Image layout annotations
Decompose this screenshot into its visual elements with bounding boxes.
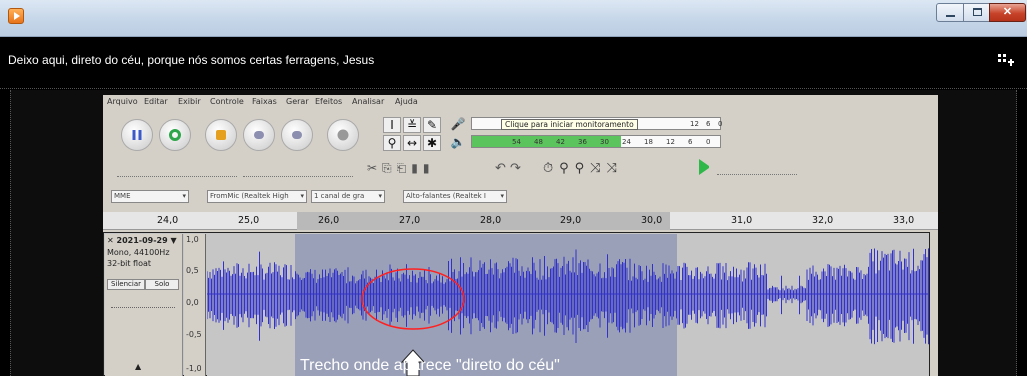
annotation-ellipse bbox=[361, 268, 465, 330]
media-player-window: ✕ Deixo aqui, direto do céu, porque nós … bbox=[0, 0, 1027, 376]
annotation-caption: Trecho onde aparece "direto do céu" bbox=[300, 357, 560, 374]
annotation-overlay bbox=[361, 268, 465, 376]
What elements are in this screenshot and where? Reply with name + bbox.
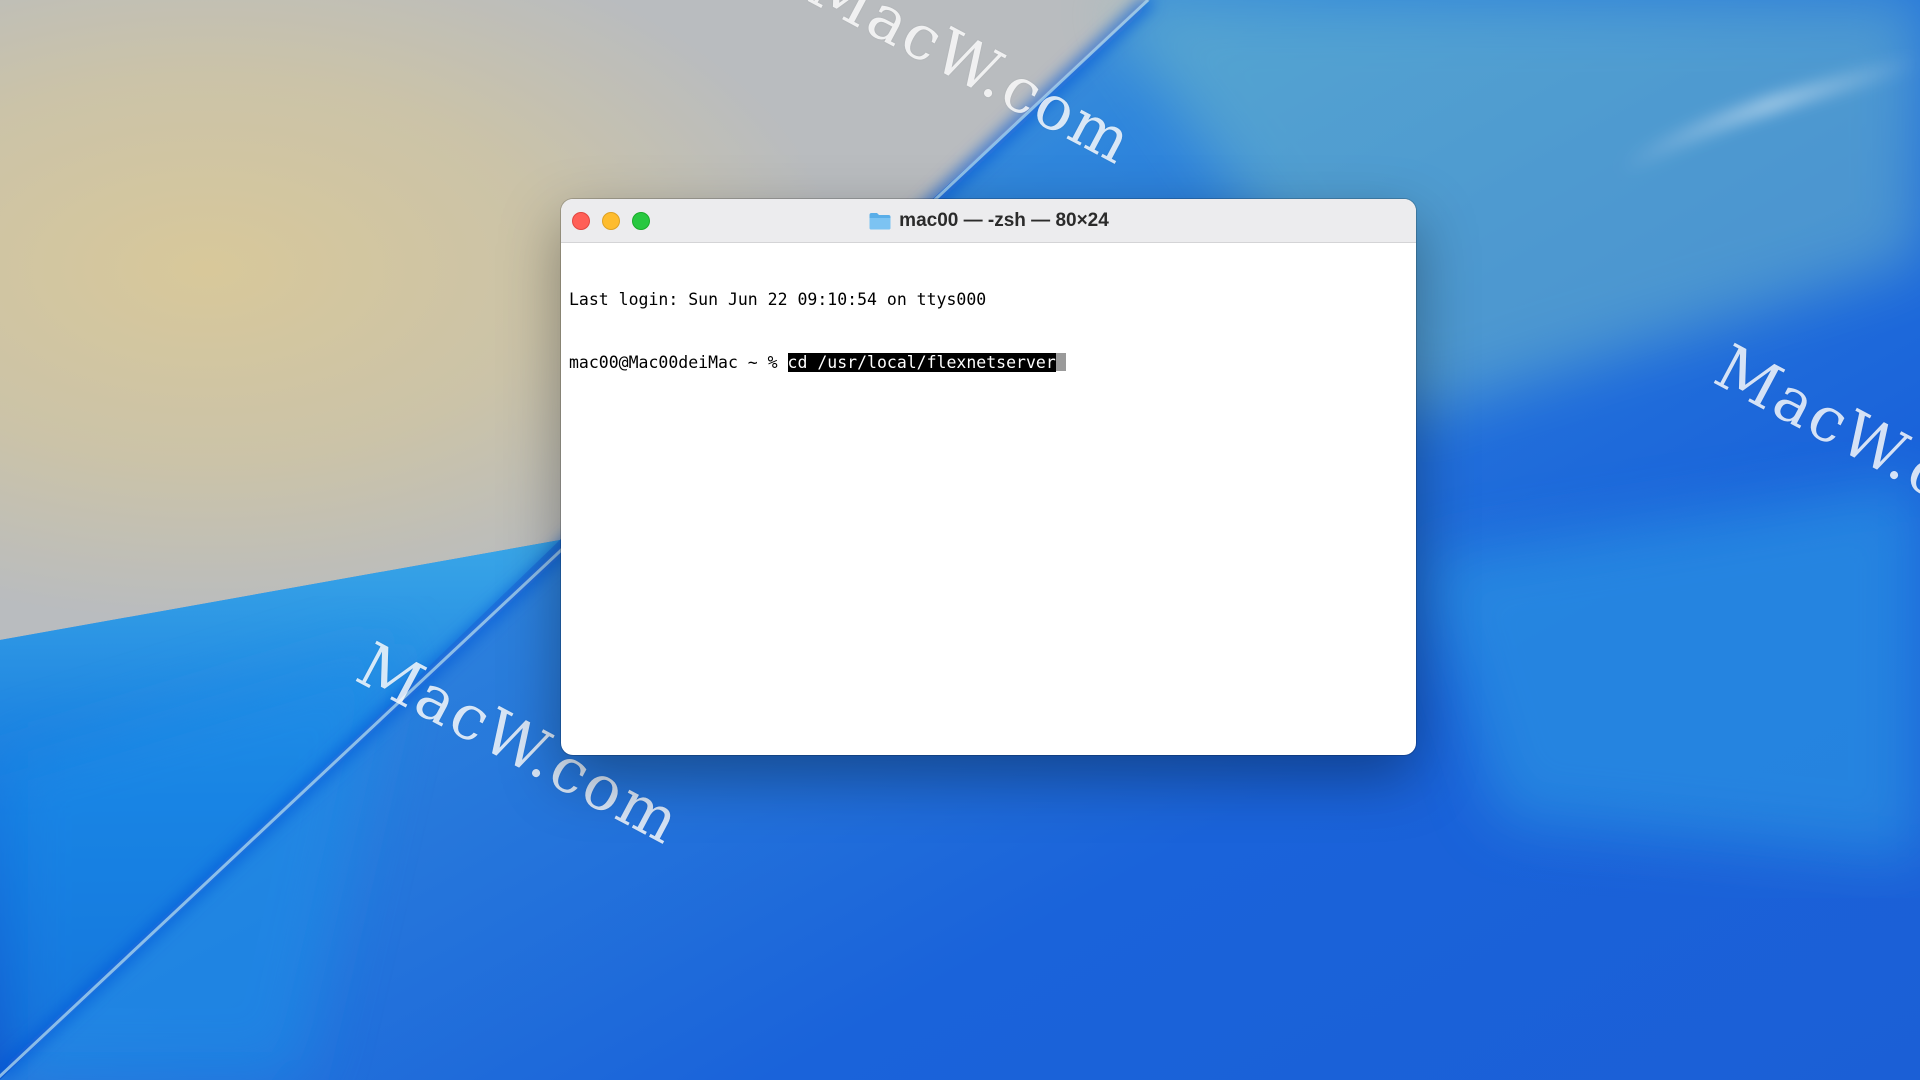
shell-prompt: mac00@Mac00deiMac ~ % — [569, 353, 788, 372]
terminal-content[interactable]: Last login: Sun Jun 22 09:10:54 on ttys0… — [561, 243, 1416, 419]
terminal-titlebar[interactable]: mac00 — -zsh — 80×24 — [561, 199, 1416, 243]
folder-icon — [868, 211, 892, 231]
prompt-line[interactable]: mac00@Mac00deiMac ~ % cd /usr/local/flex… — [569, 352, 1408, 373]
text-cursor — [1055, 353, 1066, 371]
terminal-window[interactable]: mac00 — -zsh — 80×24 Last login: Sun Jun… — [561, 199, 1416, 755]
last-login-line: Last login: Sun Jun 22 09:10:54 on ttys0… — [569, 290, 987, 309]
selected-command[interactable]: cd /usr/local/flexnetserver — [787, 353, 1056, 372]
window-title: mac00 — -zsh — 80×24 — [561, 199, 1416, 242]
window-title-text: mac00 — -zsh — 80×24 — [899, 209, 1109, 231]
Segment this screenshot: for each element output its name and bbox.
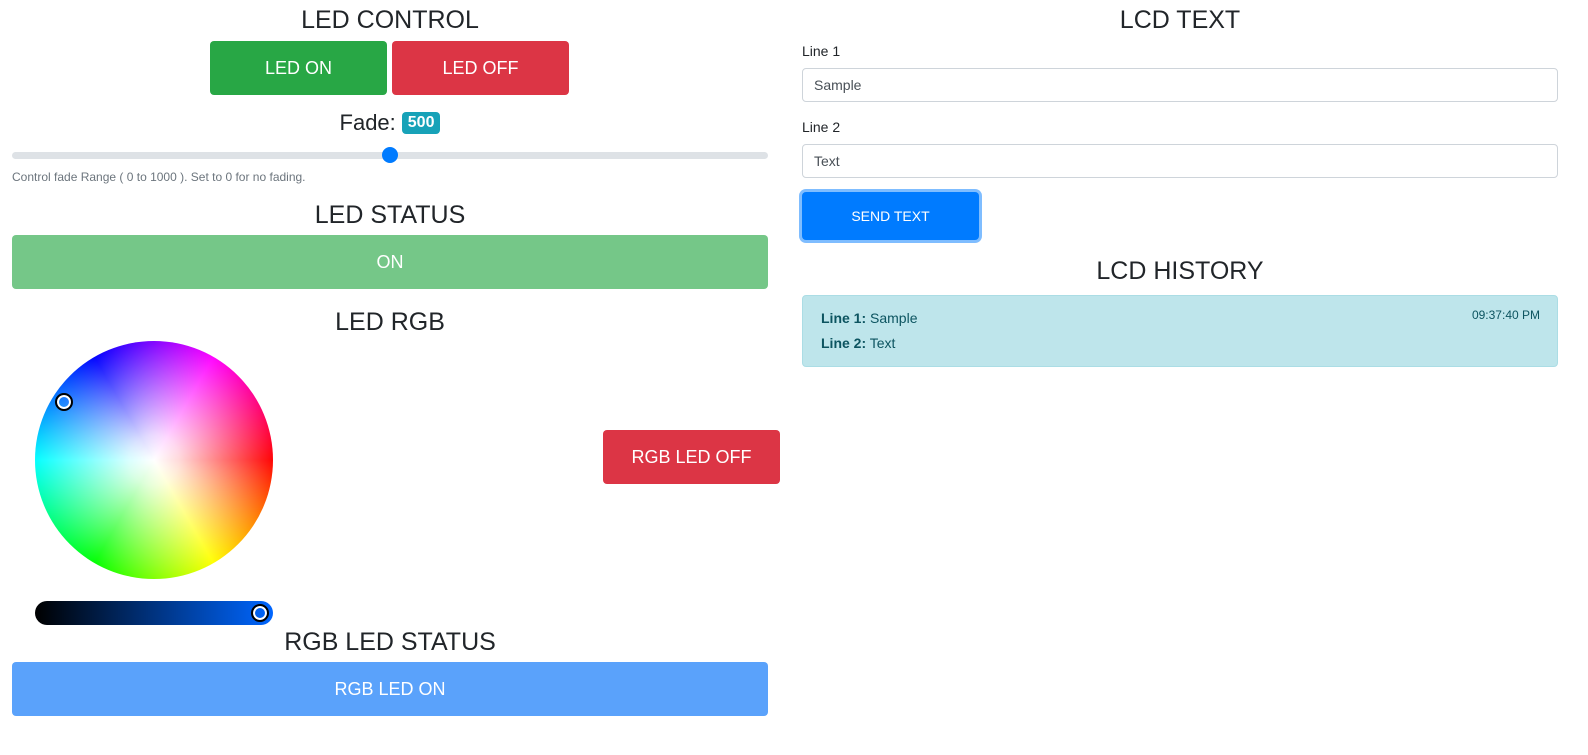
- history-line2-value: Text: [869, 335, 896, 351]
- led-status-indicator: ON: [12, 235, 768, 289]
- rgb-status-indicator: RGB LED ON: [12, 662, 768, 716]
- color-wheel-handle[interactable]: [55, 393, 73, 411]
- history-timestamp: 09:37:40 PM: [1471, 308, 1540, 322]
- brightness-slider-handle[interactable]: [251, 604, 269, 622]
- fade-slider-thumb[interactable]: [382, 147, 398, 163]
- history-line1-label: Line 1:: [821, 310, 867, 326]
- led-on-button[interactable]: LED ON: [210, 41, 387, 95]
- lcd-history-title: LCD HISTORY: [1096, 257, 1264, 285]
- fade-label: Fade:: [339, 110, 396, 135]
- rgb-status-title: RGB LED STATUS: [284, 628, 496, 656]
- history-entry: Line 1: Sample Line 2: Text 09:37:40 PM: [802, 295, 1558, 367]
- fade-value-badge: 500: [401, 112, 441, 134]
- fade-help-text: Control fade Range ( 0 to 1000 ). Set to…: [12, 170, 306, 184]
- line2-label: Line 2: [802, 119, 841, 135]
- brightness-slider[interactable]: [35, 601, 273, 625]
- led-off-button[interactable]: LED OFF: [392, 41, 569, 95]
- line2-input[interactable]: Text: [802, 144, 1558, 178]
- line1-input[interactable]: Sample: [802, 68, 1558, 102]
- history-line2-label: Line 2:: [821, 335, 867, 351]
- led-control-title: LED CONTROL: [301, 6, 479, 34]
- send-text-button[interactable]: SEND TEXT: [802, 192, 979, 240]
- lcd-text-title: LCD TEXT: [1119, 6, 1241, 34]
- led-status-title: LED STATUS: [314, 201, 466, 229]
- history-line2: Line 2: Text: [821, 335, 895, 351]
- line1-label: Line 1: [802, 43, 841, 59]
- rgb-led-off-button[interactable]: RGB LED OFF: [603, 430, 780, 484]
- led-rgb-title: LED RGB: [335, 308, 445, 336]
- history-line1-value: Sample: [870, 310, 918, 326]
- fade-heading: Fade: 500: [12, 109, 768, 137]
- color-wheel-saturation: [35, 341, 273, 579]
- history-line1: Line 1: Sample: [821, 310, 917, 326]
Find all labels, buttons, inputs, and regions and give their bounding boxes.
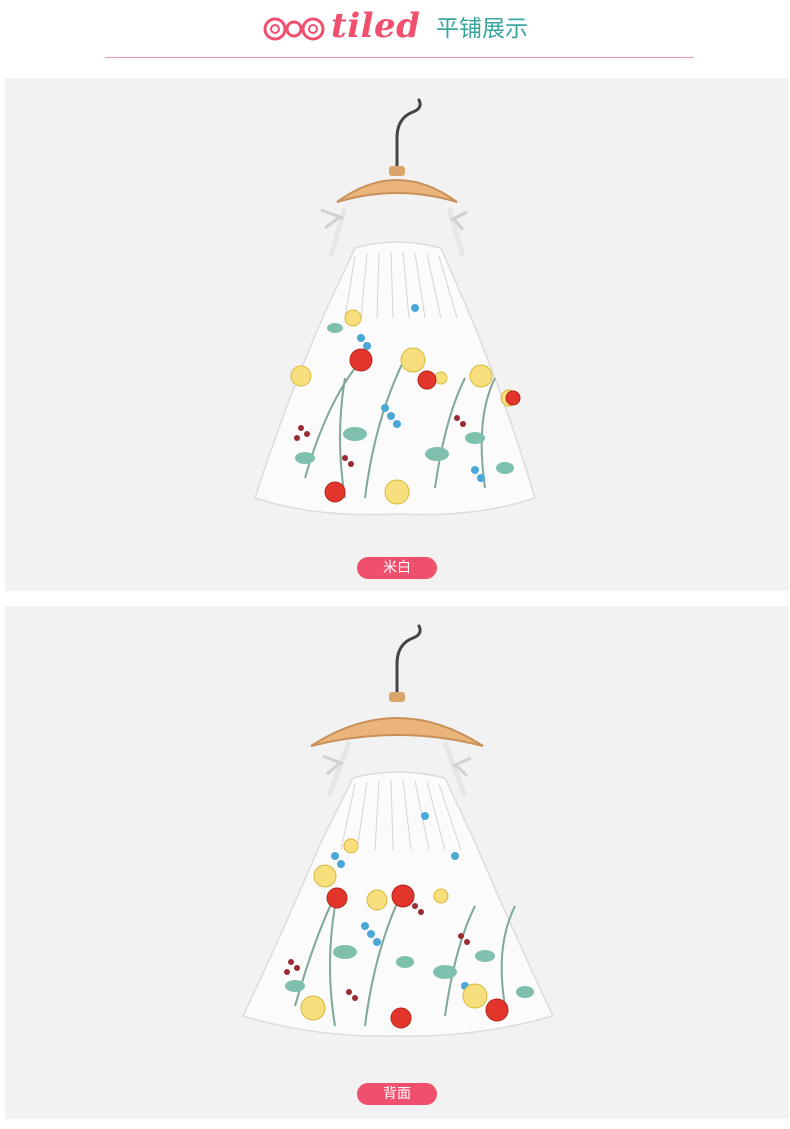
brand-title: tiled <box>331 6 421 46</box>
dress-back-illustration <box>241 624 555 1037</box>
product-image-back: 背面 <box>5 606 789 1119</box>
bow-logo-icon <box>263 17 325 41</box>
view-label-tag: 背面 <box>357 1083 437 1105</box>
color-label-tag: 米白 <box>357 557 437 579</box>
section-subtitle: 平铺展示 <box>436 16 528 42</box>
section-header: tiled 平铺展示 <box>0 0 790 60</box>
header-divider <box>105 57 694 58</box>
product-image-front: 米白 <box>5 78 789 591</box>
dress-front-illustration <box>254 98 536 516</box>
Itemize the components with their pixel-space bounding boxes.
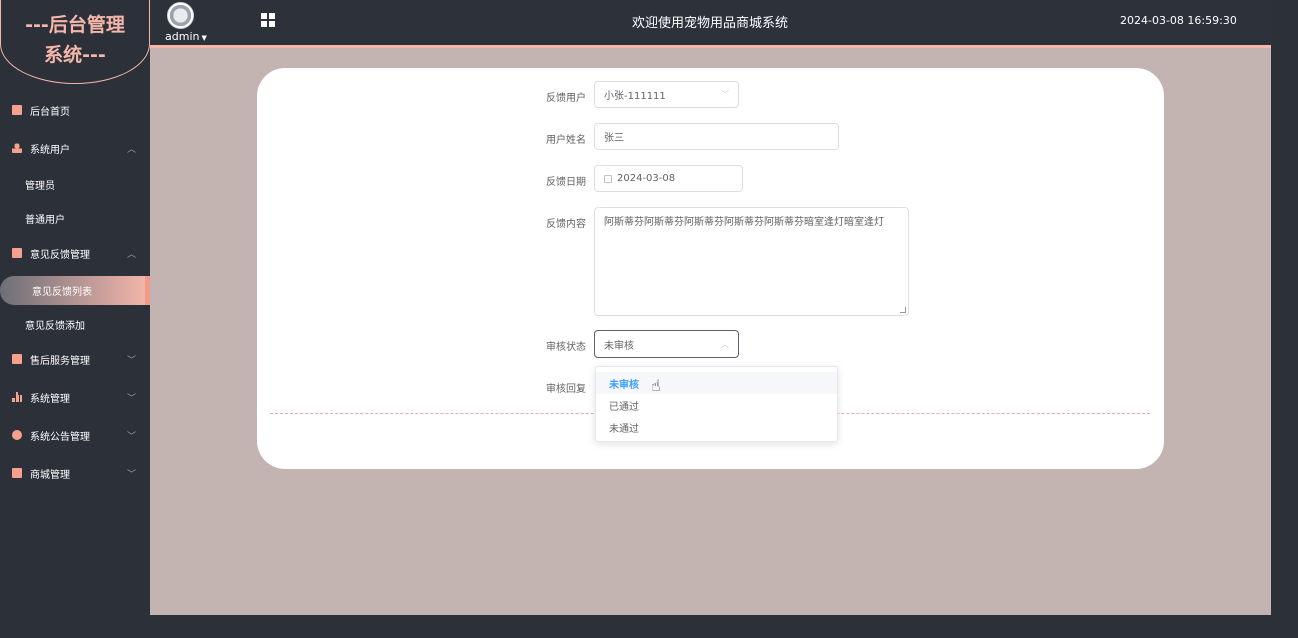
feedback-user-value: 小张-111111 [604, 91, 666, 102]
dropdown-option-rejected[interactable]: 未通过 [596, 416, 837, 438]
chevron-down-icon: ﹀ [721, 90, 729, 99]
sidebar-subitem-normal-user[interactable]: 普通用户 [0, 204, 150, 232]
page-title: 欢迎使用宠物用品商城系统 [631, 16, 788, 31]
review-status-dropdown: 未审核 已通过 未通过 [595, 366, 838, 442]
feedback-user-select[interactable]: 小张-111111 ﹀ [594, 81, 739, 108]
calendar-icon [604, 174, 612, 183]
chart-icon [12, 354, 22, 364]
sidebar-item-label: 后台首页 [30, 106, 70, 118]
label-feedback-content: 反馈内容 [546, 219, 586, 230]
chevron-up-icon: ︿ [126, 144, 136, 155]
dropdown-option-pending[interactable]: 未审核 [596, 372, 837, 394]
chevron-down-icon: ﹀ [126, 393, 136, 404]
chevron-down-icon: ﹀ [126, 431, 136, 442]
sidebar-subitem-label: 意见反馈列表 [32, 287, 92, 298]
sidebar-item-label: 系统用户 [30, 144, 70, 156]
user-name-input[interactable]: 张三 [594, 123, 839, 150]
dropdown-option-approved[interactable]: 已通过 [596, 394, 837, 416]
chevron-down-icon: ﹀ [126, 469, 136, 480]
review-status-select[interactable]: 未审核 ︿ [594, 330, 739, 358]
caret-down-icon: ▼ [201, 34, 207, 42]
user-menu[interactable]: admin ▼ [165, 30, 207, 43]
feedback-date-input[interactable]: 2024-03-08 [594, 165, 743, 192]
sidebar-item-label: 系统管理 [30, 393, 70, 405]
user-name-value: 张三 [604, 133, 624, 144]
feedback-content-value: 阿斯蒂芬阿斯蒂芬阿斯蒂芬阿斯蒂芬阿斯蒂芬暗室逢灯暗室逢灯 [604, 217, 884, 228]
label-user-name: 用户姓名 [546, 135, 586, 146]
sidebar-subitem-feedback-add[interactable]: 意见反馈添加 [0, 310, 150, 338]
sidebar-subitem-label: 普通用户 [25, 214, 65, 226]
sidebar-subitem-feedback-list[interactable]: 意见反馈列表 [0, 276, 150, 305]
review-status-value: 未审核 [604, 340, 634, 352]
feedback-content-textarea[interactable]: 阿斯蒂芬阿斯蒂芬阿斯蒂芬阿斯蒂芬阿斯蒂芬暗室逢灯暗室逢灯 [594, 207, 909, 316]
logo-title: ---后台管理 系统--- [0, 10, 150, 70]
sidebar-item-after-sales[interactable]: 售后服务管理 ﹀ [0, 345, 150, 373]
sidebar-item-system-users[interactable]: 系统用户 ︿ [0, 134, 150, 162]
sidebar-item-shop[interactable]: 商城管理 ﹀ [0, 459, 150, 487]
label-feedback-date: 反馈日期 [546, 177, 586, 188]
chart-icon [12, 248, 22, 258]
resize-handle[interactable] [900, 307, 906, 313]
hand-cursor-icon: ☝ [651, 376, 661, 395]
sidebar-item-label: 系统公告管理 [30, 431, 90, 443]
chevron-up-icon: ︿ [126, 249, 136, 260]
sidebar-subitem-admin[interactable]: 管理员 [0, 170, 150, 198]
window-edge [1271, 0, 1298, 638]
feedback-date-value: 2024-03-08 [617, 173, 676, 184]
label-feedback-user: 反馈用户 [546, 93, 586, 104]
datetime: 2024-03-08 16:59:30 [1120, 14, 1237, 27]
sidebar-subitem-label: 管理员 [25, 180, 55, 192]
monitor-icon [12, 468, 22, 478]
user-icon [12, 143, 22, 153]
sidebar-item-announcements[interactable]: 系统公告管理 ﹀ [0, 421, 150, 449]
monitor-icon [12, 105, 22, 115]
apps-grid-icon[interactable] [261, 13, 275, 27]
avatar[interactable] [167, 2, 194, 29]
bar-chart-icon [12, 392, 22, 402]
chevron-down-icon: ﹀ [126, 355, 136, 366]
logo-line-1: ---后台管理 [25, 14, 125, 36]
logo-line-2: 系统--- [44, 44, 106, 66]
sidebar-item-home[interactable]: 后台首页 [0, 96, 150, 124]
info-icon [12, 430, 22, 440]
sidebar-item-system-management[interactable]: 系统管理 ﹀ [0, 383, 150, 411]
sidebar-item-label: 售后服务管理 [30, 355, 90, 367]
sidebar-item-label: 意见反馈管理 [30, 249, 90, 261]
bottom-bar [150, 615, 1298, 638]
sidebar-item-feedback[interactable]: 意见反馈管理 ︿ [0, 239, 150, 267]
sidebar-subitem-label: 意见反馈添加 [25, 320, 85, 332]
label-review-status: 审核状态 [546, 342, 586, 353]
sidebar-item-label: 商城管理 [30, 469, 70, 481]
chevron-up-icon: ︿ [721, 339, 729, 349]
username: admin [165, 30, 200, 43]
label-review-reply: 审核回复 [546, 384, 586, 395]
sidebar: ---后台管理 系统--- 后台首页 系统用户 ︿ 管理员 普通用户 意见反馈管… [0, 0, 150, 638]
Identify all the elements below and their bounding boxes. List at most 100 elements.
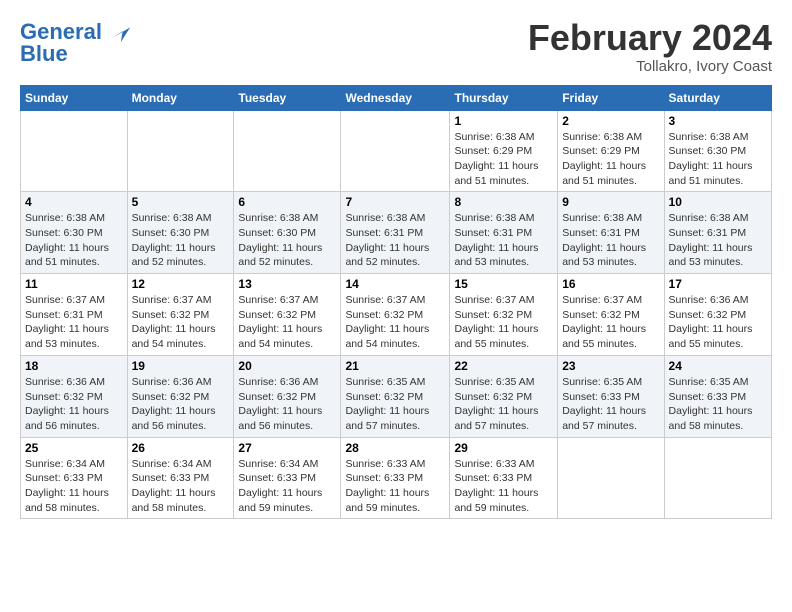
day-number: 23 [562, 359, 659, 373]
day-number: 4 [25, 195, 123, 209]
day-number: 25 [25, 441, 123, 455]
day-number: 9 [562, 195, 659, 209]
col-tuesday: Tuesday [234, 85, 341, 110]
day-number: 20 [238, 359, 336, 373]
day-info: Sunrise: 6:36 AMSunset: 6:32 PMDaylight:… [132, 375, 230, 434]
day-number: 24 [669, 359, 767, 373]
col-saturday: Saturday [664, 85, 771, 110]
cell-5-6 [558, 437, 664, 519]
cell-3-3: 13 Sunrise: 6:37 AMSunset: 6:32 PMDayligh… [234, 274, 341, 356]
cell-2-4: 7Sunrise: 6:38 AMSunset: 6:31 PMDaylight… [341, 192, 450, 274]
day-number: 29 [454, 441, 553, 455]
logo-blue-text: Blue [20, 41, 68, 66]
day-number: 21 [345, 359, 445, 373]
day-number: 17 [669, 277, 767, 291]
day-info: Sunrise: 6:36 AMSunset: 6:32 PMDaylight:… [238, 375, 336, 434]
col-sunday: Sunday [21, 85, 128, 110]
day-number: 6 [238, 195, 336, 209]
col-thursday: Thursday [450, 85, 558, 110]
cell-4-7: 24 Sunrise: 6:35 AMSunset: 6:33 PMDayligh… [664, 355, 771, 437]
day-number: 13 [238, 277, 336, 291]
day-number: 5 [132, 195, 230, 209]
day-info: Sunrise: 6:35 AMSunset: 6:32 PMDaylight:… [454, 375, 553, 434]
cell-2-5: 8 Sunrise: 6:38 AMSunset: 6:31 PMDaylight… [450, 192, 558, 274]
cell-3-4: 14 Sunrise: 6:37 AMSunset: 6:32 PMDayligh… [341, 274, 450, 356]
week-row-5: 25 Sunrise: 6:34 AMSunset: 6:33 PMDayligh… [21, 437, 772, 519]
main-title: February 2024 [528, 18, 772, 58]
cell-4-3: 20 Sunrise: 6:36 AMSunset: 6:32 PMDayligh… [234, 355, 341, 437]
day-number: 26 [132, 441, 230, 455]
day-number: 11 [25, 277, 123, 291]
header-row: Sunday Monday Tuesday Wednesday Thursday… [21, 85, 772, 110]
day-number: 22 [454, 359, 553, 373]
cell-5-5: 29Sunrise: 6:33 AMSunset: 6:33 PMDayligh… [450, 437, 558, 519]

Exercise: Copy verbatim every line from the line with "feedback-user-value: 小张-111111 [604, 91, 666, 102]" to the line with "review-status-value: 未审核 [604, 340, 634, 352]", both included, and output nothing else.

Answer to this task:
feedback-user-value: 小张-111111 [604, 91, 666, 102]
dropdown-option-rejected[interactable]: 未通过 [596, 416, 837, 438]
chevron-down-icon: ﹀ [721, 90, 729, 99]
sidebar-subitem-normal-user[interactable]: 普通用户 [0, 204, 150, 232]
page-title: 欢迎使用宠物用品商城系统 [631, 16, 788, 31]
review-status-dropdown: 未审核 已通过 未通过 [595, 366, 838, 442]
feedback-user-select[interactable]: 小张-111111 ﹀ [594, 81, 739, 108]
calendar-icon [604, 174, 612, 183]
chart-icon [12, 354, 22, 364]
sidebar-item-label: 后台首页 [30, 106, 70, 118]
label-feedback-content: 反馈内容 [546, 219, 586, 230]
chevron-up-icon: ︿ [126, 144, 136, 155]
dropdown-option-pending[interactable]: 未审核 [596, 372, 837, 394]
chevron-down-icon: ﹀ [126, 393, 136, 404]
chevron-down-icon: ﹀ [126, 431, 136, 442]
sidebar-subitem-label: 意见反馈列表 [32, 287, 92, 298]
sidebar-item-label: 系统用户 [30, 144, 70, 156]
user-name-input[interactable]: 张三 [594, 123, 839, 150]
dropdown-option-approved[interactable]: 已通过 [596, 394, 837, 416]
chevron-down-icon: ﹀ [126, 469, 136, 480]
review-status-select[interactable]: 未审核 ︿ [594, 330, 739, 358]
caret-down-icon: ▼ [201, 34, 207, 42]
user-menu[interactable]: admin ▼ [165, 30, 207, 43]
feedback-date-input[interactable]: 2024-03-08 [594, 165, 743, 192]
sidebar-item-label: 系统管理 [30, 393, 70, 405]
user-name-value: 张三 [604, 133, 624, 144]
feedback-content-value: 阿斯蒂芬阿斯蒂芬阿斯蒂芬阿斯蒂芬阿斯蒂芬暗室逢灯暗室逢灯 [604, 217, 884, 228]
label-user-name: 用户姓名 [546, 135, 586, 146]
sidebar-subitem-feedback-add[interactable]: 意见反馈添加 [0, 310, 150, 338]
sidebar-subitem-label: 普通用户 [25, 214, 65, 226]
sidebar-subitem-feedback-list[interactable]: 意见反馈列表 [0, 276, 150, 305]
review-status-value: 未审核 [604, 340, 634, 352]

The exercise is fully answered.